Task brief =>
From the entries below, copy every line that holds the word "ازدحام".

+++

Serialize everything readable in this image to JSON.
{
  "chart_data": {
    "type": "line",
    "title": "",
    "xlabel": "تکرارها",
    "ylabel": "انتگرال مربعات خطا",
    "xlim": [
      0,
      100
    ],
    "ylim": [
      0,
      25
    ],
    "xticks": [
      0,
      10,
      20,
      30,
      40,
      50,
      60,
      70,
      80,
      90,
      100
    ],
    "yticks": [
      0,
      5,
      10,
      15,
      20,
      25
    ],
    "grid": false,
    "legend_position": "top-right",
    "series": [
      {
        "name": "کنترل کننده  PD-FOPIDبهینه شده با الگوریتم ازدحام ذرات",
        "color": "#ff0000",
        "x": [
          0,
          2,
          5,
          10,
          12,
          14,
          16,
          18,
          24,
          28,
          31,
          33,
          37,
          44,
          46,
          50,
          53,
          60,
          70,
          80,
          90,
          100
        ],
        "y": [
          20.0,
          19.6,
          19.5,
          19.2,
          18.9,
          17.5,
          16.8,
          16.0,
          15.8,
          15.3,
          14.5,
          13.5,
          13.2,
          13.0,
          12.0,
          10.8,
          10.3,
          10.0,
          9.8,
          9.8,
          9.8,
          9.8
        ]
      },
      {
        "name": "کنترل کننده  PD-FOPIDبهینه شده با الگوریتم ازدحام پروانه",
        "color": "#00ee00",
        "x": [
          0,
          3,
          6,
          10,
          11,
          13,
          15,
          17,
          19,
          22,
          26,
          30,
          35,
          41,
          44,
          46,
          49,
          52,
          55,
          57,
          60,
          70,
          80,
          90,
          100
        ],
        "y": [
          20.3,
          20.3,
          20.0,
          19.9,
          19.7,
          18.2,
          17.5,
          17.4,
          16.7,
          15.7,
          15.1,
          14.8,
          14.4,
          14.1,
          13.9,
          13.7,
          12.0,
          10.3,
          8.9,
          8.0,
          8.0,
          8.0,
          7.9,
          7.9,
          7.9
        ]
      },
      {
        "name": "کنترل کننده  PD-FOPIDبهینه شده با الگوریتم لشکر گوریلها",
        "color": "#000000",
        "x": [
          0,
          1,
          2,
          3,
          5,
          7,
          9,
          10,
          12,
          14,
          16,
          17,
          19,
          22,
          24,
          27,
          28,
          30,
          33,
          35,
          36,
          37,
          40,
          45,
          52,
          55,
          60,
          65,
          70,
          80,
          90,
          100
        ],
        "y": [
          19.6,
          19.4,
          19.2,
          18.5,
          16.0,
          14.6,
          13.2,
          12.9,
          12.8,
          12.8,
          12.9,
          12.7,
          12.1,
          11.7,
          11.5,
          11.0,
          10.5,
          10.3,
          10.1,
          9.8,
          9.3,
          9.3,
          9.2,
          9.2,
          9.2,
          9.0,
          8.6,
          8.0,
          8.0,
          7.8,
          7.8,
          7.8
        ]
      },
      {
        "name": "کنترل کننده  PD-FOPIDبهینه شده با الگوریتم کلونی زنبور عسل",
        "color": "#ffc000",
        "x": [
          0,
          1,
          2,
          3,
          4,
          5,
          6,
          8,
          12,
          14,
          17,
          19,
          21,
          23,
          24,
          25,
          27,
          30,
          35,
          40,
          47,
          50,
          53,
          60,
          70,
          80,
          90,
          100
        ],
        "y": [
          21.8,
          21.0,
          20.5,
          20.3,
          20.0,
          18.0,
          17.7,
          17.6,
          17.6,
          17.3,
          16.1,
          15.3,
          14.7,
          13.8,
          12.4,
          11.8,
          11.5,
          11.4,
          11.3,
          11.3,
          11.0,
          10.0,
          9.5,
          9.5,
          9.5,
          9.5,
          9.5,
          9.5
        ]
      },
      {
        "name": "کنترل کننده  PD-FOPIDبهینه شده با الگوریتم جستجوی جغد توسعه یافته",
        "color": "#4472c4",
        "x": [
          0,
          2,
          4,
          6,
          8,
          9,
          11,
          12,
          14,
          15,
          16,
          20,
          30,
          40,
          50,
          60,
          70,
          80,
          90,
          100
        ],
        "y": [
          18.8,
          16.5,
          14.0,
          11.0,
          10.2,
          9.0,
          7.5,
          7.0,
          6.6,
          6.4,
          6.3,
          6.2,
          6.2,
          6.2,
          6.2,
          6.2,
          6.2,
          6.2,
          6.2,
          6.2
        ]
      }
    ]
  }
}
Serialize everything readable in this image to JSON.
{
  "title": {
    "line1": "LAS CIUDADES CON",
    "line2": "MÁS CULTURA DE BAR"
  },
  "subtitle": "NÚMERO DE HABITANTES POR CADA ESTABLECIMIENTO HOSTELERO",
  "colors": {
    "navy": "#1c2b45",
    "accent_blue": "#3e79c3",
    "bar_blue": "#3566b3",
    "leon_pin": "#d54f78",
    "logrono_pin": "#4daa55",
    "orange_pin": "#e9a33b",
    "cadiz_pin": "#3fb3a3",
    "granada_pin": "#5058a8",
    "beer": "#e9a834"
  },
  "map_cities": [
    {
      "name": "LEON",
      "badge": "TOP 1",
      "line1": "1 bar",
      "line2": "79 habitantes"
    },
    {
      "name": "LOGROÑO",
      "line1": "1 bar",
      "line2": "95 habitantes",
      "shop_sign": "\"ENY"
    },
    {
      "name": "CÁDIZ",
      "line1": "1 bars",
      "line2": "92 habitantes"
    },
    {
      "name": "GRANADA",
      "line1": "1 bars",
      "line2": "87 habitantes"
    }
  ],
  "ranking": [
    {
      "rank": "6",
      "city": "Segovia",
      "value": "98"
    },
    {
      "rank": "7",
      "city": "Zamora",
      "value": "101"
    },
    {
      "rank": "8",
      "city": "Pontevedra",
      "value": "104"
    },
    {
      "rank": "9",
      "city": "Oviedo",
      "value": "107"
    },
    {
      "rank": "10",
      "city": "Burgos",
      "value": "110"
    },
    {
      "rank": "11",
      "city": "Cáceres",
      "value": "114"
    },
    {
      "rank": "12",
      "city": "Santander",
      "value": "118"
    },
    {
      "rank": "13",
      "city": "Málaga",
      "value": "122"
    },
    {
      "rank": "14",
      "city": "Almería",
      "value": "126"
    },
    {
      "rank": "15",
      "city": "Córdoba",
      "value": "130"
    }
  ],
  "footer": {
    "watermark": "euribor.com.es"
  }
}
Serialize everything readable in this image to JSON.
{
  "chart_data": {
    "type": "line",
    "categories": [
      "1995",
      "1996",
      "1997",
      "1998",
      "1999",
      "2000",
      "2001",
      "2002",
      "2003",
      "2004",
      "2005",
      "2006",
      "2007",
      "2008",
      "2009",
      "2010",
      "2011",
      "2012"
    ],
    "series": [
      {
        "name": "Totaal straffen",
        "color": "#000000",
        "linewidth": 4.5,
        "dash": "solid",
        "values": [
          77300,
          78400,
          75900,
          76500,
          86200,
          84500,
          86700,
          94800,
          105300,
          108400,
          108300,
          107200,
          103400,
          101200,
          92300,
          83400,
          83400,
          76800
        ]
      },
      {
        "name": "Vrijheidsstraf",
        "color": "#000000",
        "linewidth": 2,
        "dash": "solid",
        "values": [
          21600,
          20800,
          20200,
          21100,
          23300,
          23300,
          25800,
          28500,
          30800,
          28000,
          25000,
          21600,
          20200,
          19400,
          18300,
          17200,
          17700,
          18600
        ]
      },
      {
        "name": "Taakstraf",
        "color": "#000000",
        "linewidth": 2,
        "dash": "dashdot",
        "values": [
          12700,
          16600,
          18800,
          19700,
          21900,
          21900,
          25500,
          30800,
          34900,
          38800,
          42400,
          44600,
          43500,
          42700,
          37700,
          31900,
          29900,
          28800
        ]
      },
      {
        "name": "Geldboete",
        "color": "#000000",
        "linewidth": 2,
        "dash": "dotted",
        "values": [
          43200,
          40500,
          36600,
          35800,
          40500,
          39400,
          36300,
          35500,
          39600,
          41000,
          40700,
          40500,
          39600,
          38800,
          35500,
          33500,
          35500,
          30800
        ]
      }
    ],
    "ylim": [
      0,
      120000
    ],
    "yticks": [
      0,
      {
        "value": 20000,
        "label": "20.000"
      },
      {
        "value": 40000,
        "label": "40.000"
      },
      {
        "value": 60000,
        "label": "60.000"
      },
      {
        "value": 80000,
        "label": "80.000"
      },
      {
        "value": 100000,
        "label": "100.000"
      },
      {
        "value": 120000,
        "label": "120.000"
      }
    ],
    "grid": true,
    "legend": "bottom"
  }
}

+++

Output of the exercise =>
        "name": "کنترل کننده  PD-FOPIDبهینه شده با الگوریتم ازدحام ذرات",
        "name": "کنترل کننده  PD-FOPIDبهینه شده با الگوریتم ازدحام پروانه",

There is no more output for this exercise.